◆ **Recorded information**:
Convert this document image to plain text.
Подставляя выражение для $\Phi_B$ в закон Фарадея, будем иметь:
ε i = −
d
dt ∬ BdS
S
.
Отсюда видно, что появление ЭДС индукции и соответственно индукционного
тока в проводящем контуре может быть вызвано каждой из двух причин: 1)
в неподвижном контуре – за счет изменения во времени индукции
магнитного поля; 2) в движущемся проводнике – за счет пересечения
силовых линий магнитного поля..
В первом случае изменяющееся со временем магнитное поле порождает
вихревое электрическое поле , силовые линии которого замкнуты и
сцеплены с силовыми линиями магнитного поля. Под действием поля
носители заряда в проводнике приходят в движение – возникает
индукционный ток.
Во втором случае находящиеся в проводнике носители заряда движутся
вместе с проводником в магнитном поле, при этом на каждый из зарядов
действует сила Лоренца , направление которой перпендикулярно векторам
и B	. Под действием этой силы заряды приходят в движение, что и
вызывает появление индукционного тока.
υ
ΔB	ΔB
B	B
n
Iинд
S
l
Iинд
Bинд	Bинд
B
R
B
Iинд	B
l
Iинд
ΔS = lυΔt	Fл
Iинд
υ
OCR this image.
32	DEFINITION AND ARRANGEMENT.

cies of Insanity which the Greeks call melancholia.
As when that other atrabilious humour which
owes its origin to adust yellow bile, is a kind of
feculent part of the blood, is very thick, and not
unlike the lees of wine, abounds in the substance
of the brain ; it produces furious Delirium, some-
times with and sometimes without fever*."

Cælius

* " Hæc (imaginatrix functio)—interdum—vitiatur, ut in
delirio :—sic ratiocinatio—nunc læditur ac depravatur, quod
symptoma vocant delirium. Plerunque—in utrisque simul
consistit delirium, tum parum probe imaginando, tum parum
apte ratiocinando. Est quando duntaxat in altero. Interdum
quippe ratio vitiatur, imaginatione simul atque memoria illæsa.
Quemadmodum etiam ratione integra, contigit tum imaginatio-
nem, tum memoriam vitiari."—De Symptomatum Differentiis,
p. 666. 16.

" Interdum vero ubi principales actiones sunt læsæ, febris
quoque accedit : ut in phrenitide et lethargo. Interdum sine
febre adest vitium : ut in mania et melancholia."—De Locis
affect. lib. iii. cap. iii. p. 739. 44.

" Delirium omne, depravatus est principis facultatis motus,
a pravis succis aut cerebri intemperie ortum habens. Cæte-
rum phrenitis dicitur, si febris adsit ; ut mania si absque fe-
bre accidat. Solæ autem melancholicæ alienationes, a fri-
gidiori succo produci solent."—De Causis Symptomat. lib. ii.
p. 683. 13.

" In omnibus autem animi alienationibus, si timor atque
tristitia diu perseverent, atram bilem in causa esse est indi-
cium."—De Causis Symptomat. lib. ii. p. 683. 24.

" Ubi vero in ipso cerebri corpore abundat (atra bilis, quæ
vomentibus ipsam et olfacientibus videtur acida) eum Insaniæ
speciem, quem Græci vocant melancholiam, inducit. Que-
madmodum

◆ **Set task**: Every line containing the string "mania" must be listed.

◆ **Response to the exercise**:
febre adest vitium : ut in mania et melancholia."—De Locis
rum phrenitis dicitur, si febris adsit ; ut mania si absque fe-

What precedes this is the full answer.